* Short exercise *
Can you reproduce all of the data below line for line, with no changes, while leaving out the pictures?

=====

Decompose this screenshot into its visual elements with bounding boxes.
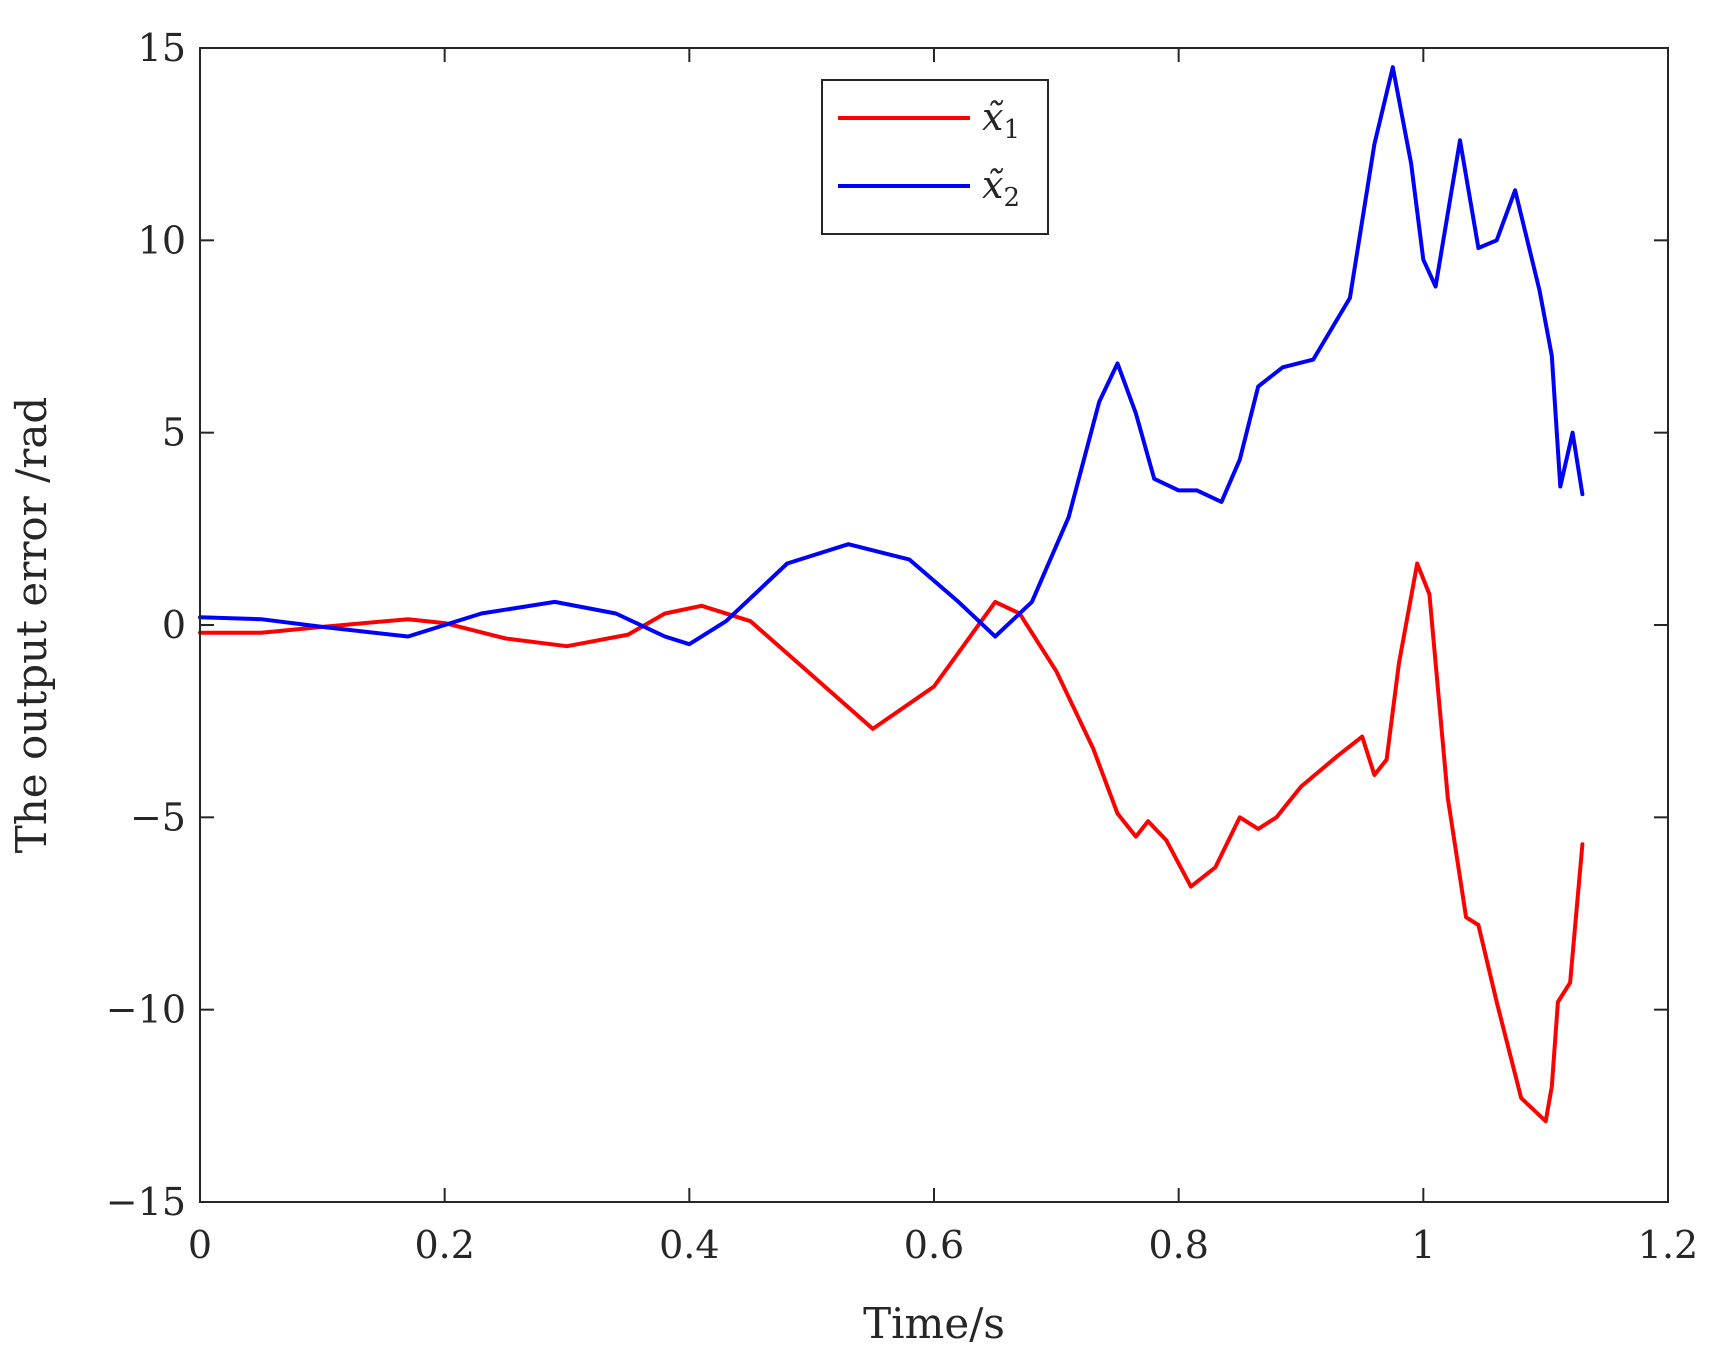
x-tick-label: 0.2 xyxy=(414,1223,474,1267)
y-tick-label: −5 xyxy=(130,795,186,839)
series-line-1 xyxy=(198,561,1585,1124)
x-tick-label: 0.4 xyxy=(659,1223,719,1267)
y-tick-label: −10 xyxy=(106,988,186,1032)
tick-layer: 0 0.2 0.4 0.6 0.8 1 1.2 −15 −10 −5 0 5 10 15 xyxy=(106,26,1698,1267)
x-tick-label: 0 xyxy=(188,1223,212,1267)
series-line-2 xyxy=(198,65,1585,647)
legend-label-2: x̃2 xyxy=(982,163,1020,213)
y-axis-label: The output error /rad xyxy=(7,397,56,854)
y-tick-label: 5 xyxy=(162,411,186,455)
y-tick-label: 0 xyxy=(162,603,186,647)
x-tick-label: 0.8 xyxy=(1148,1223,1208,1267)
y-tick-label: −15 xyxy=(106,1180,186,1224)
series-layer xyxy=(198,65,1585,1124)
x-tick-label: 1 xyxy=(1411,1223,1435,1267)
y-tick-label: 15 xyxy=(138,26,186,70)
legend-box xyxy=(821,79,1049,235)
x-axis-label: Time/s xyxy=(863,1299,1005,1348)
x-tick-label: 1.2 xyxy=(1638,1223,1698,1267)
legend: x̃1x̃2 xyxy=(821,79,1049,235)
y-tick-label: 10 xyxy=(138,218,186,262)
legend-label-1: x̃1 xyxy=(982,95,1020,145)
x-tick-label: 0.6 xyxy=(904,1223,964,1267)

=====

* Right answer *
Decompose this screenshot into its visual elements with bounding boxes.
x-tick-label: 0.2 xyxy=(414,1223,474,1267)
y-tick-label: −5 xyxy=(130,795,186,839)
series-line-1 xyxy=(198,561,1585,1124)
x-tick-label: 0.4 xyxy=(659,1223,719,1267)
y-tick-label: −10 xyxy=(106,988,186,1032)
tick-layer: 0 0.2 0.4 0.6 0.8 1 1.2 −15 −10 −5 0 5 10 15 xyxy=(106,26,1698,1267)
x-tick-label: 0 xyxy=(188,1223,212,1267)
series-line-2 xyxy=(198,65,1585,647)
legend-label-2: x̃2 xyxy=(982,163,1020,213)
y-axis-label: The output error /rad xyxy=(7,397,56,854)
y-tick-label: 5 xyxy=(162,411,186,455)
y-tick-label: 0 xyxy=(162,603,186,647)
x-tick-label: 0.8 xyxy=(1148,1223,1208,1267)
y-tick-label: −15 xyxy=(106,1180,186,1224)
series-layer xyxy=(198,65,1585,1124)
x-tick-label: 1 xyxy=(1411,1223,1435,1267)
y-tick-label: 15 xyxy=(138,26,186,70)
legend-box xyxy=(821,79,1049,235)
x-axis-label: Time/s xyxy=(863,1299,1005,1348)
x-tick-label: 1.2 xyxy=(1638,1223,1698,1267)
legend: x̃1x̃2 xyxy=(821,79,1049,235)
y-tick-label: 10 xyxy=(138,218,186,262)
legend-label-1: x̃1 xyxy=(982,95,1020,145)
x-tick-label: 0.6 xyxy=(904,1223,964,1267)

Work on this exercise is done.